→ Written request: Return the stretch of the Empire of the Vampire review from "Empire of the Vampire" through "now on holiday.", copied word for word.

Empire of the Vampire – Jay Kristoff

Oh, vampires. Unless you sparkle, you’re my favourite fantasy creature. It’s hard to find books about vampires with any real bite, y’know. I enjoyed Grady Hendrix’s The Southern Book Club’s Guide to Slaying Vampires and Christopher Buehlman’s The Lesser Dead, but never in my wildest dreams did I think I was going to enjoy a 700+ page high fantasy novel about vampires. The first in a series, no less! Because 700+ pages. And fantasy. Not really two things that make my very-much-still-beating bookish heart pitter pat. I was gifted a copy of Jay Kristoff’s novel Empire of the Dead last Christmas and it seemed like a good time to take a crack at it because I am now on holiday.

Gabriel de Leon is a Silversaint. What’s that you might well ask? Silversaints are paleblood’s (half vampire) who have taken a vow to protect the church and the realm from coldbloods, full-on vampires. At fifteen, Gabriel was whisked away from his home to San Michon, a holy place where he is trained in the art of killing vampires.

I do here vow; Let the dark know my name and despair. So long as it burns, I am the flame. So long as it bleeds, I am the blade. So long as it sins, I am the saint. And I am silver.

When the story begins, Gabriel is a prisoner of Margot Chastain, Undying Empress of Wolves and Men. Chastain’s historian, Marquis Jean-Francois, has joined Gabriel in his cell to “gather all knowledge of [his] order.”

→ Dataset excerpt:
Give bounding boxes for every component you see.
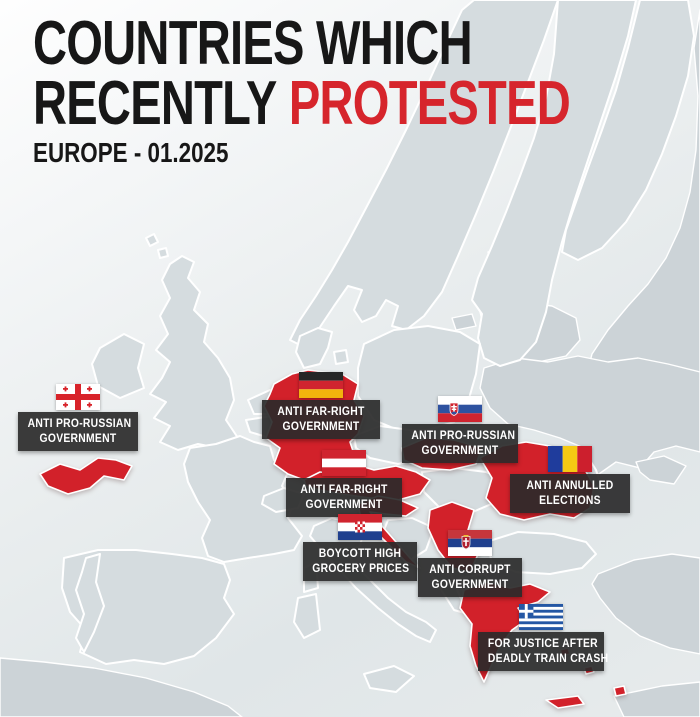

→ Expected output:
Empire of the Vampire – Jay Kristoff

Oh, vampires. Unless you sparkle, you’re my favourite fantasy creature. It’s hard to find books about vampires with any real bite, y’know. I enjoyed Grady Hendrix’s The Southern Book Club’s Guide to Slaying Vampires and Christopher Buehlman’s The Lesser Dead, but never in my wildest dreams did I think I was going to enjoy a 700+ page high fantasy novel about vampires. The first in a series, no less! Because 700+ pages. And fantasy. Not really two things that make my very-much-still-beating bookish heart pitter pat. I was gifted a copy of Jay Kristoff’s novel Empire of the Dead last Christmas and it seemed like a good time to take a crack at it because I am now on holiday.